» Set problem:
Gather each line containing the string "Families" from these entries.

═══

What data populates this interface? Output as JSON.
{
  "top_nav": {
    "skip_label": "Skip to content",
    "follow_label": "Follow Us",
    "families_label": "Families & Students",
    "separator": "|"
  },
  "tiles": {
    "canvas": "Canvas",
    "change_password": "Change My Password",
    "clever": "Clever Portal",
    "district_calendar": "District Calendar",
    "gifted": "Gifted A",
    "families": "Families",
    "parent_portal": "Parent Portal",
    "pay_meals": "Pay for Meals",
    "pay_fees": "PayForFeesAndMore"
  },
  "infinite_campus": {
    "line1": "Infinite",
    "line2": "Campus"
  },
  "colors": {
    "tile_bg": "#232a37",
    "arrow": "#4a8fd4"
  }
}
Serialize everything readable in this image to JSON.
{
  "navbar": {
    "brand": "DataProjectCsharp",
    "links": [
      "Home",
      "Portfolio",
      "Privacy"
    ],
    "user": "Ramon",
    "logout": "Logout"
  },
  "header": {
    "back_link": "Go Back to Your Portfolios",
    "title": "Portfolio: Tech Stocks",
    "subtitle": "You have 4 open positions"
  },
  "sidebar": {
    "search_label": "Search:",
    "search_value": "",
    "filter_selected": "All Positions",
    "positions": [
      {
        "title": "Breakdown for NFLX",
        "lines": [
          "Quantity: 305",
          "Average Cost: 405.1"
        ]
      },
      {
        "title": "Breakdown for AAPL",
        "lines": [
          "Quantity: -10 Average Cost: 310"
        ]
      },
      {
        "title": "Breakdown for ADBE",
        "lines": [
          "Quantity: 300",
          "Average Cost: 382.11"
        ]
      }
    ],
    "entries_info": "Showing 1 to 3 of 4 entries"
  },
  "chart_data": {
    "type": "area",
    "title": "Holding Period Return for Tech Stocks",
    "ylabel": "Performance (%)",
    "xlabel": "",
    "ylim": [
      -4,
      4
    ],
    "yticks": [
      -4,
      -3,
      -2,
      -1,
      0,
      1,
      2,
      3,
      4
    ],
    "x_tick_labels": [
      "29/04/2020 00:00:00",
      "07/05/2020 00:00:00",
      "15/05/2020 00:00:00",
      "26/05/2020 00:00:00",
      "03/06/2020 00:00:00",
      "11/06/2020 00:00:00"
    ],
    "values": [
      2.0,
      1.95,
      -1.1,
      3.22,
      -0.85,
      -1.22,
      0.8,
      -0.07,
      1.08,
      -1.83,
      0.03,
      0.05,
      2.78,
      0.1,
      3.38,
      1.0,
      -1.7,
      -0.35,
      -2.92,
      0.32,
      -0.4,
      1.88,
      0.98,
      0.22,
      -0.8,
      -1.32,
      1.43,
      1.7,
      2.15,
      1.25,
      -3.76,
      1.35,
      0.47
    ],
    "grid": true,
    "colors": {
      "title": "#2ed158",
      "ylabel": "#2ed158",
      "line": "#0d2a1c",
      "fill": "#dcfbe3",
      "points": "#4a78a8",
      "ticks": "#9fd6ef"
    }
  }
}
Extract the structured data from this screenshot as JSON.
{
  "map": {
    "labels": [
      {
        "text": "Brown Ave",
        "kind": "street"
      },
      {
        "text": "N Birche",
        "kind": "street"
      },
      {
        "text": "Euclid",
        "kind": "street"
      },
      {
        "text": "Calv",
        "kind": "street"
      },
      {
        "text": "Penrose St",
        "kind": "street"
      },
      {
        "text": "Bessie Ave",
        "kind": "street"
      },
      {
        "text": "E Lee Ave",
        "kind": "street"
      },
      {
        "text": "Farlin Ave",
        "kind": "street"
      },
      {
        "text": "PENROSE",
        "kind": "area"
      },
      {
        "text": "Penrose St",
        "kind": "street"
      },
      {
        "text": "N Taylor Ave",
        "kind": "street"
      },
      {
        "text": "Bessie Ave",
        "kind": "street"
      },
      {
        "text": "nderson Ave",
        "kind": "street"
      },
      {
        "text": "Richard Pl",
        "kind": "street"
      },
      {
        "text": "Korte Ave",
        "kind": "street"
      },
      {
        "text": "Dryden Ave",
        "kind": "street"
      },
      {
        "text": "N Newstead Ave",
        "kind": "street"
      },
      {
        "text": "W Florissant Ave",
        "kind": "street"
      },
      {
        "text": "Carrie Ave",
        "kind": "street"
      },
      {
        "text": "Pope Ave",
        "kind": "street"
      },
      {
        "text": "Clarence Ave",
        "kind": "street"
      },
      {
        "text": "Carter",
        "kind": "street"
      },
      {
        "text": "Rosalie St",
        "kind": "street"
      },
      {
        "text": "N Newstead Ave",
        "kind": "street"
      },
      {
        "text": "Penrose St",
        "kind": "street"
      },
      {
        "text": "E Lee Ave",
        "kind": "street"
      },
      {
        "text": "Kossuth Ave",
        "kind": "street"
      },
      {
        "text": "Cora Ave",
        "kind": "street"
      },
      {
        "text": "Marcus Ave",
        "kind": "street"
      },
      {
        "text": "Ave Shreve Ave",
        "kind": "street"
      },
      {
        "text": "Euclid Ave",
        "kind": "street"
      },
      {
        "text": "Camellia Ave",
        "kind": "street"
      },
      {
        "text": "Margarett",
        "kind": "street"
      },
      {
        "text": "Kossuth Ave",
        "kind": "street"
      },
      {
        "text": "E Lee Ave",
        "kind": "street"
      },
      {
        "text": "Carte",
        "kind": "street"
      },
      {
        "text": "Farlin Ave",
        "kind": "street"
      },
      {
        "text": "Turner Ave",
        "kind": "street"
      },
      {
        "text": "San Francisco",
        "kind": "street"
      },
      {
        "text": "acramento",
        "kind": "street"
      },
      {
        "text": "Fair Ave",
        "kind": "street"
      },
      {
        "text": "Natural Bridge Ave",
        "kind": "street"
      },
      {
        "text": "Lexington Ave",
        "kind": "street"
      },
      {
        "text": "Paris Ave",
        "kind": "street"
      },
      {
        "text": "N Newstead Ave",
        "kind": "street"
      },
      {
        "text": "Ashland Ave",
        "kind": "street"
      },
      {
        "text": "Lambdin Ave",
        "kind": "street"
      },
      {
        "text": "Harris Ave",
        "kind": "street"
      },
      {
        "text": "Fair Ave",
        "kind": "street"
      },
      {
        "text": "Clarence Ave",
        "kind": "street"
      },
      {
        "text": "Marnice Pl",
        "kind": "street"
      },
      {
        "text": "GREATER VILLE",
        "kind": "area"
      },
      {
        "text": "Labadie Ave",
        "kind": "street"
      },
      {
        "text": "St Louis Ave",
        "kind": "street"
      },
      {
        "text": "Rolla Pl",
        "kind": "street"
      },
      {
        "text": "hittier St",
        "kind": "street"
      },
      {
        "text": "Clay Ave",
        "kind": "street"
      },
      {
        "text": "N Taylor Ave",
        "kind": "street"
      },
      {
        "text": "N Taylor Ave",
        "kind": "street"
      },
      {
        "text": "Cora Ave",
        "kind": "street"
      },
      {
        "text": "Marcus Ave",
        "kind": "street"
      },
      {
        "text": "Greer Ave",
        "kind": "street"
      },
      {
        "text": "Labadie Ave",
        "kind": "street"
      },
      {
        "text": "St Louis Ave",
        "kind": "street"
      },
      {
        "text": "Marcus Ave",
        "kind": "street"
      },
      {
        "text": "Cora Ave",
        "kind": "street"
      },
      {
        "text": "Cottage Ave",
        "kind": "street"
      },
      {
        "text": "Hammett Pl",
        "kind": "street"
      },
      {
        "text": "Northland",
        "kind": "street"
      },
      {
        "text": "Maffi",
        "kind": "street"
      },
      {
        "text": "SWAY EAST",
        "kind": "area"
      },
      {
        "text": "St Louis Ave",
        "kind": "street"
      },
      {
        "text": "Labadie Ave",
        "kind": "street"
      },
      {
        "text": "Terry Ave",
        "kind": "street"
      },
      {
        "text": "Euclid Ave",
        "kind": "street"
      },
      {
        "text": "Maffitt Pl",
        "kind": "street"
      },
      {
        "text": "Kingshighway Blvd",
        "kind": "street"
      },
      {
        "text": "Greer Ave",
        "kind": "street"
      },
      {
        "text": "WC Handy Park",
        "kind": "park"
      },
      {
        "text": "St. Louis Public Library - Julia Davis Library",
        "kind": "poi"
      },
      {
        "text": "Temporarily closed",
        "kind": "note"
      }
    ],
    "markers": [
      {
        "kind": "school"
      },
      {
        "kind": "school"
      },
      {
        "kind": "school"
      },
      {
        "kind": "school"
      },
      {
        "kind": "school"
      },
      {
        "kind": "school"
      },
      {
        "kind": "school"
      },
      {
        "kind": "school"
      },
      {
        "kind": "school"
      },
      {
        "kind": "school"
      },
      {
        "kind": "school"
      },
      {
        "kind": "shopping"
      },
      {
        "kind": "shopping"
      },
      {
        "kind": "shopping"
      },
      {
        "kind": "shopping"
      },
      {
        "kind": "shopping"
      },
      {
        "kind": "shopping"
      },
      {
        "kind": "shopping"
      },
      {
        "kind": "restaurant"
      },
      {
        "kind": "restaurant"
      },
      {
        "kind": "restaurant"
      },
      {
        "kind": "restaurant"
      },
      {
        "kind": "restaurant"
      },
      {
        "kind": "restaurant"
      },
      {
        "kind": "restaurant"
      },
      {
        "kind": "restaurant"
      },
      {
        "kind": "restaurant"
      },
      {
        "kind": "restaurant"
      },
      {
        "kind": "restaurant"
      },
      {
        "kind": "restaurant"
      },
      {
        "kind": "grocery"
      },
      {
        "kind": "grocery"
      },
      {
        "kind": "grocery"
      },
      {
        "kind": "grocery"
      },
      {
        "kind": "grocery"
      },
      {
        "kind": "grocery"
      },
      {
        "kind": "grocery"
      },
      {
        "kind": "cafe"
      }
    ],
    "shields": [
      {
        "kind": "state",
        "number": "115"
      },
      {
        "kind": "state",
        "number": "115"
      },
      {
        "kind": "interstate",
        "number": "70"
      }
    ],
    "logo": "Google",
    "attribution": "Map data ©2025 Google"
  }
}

═══

» Exercise result:
    "families_label": "Families & Students",
    "families": "Families",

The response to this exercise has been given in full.